TASK TO COMPLETE. Would you set down every line of the data below exactly as it reads?

◆ ◆ ◆ ◆ ◆

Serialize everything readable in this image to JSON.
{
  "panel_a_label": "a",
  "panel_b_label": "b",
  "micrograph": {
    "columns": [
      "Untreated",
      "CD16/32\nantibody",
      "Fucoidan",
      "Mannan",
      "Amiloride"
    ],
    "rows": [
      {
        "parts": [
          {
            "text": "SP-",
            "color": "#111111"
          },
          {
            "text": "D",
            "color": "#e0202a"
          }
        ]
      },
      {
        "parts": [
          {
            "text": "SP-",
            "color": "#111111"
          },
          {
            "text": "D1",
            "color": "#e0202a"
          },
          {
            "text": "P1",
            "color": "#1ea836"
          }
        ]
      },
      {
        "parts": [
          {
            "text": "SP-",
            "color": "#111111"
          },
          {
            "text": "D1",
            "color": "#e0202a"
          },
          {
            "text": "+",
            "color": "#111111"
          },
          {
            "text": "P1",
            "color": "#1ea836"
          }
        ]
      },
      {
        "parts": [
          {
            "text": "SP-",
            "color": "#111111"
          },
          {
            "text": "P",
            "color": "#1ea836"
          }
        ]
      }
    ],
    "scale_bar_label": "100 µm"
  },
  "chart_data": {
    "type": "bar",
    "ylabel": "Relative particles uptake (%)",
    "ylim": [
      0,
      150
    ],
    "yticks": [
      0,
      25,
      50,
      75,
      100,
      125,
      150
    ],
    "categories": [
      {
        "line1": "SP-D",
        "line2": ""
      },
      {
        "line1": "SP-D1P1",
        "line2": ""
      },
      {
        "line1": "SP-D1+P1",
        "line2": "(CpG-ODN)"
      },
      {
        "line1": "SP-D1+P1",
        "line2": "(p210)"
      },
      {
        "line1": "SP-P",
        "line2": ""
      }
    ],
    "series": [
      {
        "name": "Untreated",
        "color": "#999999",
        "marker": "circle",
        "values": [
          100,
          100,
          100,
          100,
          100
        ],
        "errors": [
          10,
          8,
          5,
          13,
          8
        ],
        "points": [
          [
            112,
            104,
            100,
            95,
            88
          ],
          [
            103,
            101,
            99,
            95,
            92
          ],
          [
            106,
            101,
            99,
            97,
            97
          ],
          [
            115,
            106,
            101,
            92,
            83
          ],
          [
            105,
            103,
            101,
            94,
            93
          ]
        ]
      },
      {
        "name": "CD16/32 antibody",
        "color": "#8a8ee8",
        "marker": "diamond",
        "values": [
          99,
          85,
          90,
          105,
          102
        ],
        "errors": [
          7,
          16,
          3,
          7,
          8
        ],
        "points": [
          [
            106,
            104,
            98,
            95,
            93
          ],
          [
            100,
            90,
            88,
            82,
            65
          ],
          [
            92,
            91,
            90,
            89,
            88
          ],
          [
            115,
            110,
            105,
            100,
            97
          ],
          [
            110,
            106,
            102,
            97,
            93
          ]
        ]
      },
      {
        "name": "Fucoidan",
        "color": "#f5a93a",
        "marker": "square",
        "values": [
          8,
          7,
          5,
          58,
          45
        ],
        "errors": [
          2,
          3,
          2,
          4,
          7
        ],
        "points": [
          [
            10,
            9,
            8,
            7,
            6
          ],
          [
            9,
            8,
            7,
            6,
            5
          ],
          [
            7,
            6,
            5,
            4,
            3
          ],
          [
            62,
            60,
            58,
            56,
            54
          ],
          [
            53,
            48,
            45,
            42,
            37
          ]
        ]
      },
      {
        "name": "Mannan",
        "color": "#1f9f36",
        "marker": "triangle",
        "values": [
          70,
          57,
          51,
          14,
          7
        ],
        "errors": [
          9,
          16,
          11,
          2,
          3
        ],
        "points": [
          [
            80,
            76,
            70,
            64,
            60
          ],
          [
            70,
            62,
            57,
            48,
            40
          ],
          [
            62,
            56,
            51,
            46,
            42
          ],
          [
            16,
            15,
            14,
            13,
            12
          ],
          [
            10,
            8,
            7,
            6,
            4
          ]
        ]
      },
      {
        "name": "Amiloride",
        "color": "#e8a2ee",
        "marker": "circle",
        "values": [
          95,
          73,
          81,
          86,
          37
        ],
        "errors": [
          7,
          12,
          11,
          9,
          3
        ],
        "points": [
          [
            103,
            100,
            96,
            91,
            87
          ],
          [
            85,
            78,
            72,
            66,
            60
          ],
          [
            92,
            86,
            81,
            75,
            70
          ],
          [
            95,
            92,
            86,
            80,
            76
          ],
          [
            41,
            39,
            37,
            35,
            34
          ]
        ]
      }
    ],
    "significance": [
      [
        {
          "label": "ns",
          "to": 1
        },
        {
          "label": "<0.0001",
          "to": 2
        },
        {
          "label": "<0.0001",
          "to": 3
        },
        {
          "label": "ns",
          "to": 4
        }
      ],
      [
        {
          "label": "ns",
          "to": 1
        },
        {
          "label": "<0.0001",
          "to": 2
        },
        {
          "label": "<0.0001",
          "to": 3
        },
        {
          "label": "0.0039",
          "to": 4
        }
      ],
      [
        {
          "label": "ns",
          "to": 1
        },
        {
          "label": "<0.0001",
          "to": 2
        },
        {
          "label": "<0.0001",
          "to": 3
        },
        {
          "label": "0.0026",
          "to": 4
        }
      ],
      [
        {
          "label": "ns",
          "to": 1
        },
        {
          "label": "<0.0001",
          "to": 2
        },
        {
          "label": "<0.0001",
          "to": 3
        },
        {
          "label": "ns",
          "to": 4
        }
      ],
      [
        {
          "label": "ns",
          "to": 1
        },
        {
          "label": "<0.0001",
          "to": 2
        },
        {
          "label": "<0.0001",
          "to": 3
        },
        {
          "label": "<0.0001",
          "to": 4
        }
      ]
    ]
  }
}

◆ ◆ ◆ ◆ ◆

EXERCISE SOLUTION.
Serialize everything readable in this image to JSON.
{
  "panel_a_label": "a",
  "panel_b_label": "b",
  "micrograph": {
    "columns": [
      "Untreated",
      "CD16/32\nantibody",
      "Fucoidan",
      "Mannan",
      "Amiloride"
    ],
    "rows": [
      {
        "parts": [
          {
            "text": "SP-",
            "color": "#111111"
          },
          {
            "text": "D",
            "color": "#e0202a"
          }
        ]
      },
      {
        "parts": [
          {
            "text": "SP-",
            "color": "#111111"
          },
          {
            "text": "D1",
            "color": "#e0202a"
          },
          {
            "text": "P1",
            "color": "#1ea836"
          }
        ]
      },
      {
        "parts": [
          {
            "text": "SP-",
            "color": "#111111"
          },
          {
            "text": "D1",
            "color": "#e0202a"
          },
          {
            "text": "+",
            "color": "#111111"
          },
          {
            "text": "P1",
            "color": "#1ea836"
          }
        ]
      },
      {
        "parts": [
          {
            "text": "SP-",
            "color": "#111111"
          },
          {
            "text": "P",
            "color": "#1ea836"
          }
        ]
      }
    ],
    "scale_bar_label": "100 µm"
  },
  "chart_data": {
    "type": "bar",
    "ylabel": "Relative particles uptake (%)",
    "ylim": [
      0,
      150
    ],
    "yticks": [
      0,
      25,
      50,
      75,
      100,
      125,
      150
    ],
    "categories": [
      {
        "line1": "SP-D",
        "line2": ""
      },
      {
        "line1": "SP-D1P1",
        "line2": ""
      },
      {
        "line1": "SP-D1+P1",
        "line2": "(CpG-ODN)"
      },
      {
        "line1": "SP-D1+P1",
        "line2": "(p210)"
      },
      {
        "line1": "SP-P",
        "line2": ""
      }
    ],
    "series": [
      {
        "name": "Untreated",
        "color": "#999999",
        "marker": "circle",
        "values": [
          100,
          100,
          100,
          100,
          100
        ],
        "errors": [
          10,
          8,
          5,
          13,
          8
        ],
        "points": [
          [
            112,
            104,
            100,
            95,
            88
          ],
          [
            103,
            101,
            99,
            95,
            92
          ],
          [
            106,
            101,
            99,
            97,
            97
          ],
          [
            115,
            106,
            101,
            92,
            83
          ],
          [
            105,
            103,
            101,
            94,
            93
          ]
        ]
      },
      {
        "name": "CD16/32 antibody",
        "color": "#8a8ee8",
        "marker": "diamond",
        "values": [
          99,
          85,
          90,
          105,
          102
        ],
        "errors": [
          7,
          16,
          3,
          7,
          8
        ],
        "points": [
          [
            106,
            104,
            98,
            95,
            93
          ],
          [
            100,
            90,
            88,
            82,
            65
          ],
          [
            92,
            91,
            90,
            89,
            88
          ],
          [
            115,
            110,
            105,
            100,
            97
          ],
          [
            110,
            106,
            102,
            97,
            93
          ]
        ]
      },
      {
        "name": "Fucoidan",
        "color": "#f5a93a",
        "marker": "square",
        "values": [
          8,
          7,
          5,
          58,
          45
        ],
        "errors": [
          2,
          3,
          2,
          4,
          7
        ],
        "points": [
          [
            10,
            9,
            8,
            7,
            6
          ],
          [
            9,
            8,
            7,
            6,
            5
          ],
          [
            7,
            6,
            5,
            4,
            3
          ],
          [
            62,
            60,
            58,
            56,
            54
          ],
          [
            53,
            48,
            45,
            42,
            37
          ]
        ]
      },
      {
        "name": "Mannan",
        "color": "#1f9f36",
        "marker": "triangle",
        "values": [
          70,
          57,
          51,
          14,
          7
        ],
        "errors": [
          9,
          16,
          11,
          2,
          3
        ],
        "points": [
          [
            80,
            76,
            70,
            64,
            60
          ],
          [
            70,
            62,
            57,
            48,
            40
          ],
          [
            62,
            56,
            51,
            46,
            42
          ],
          [
            16,
            15,
            14,
            13,
            12
          ],
          [
            10,
            8,
            7,
            6,
            4
          ]
        ]
      },
      {
        "name": "Amiloride",
        "color": "#e8a2ee",
        "marker": "circle",
        "values": [
          95,
          73,
          81,
          86,
          37
        ],
        "errors": [
          7,
          12,
          11,
          9,
          3
        ],
        "points": [
          [
            103,
            100,
            96,
            91,
            87
          ],
          [
            85,
            78,
            72,
            66,
            60
          ],
          [
            92,
            86,
            81,
            75,
            70
          ],
          [
            95,
            92,
            86,
            80,
            76
          ],
          [
            41,
            39,
            37,
            35,
            34
          ]
        ]
      }
    ],
    "significance": [
      [
        {
          "label": "ns",
          "to": 1
        },
        {
          "label": "<0.0001",
          "to": 2
        },
        {
          "label": "<0.0001",
          "to": 3
        },
        {
          "label": "ns",
          "to": 4
        }
      ],
      [
        {
          "label": "ns",
          "to": 1
        },
        {
          "label": "<0.0001",
          "to": 2
        },
        {
          "label": "<0.0001",
          "to": 3
        },
        {
          "label": "0.0039",
          "to": 4
        }
      ],
      [
        {
          "label": "ns",
          "to": 1
        },
        {
          "label": "<0.0001",
          "to": 2
        },
        {
          "label": "<0.0001",
          "to": 3
        },
        {
          "label": "0.0026",
          "to": 4
        }
      ],
      [
        {
          "label": "ns",
          "to": 1
        },
        {
          "label": "<0.0001",
          "to": 2
        },
        {
          "label": "<0.0001",
          "to": 3
        },
        {
          "label": "ns",
          "to": 4
        }
      ],
      [
        {
          "label": "ns",
          "to": 1
        },
        {
          "label": "<0.0001",
          "to": 2
        },
        {
          "label": "<0.0001",
          "to": 3
        },
        {
          "label": "<0.0001",
          "to": 4
        }
      ]
    ]
  }
}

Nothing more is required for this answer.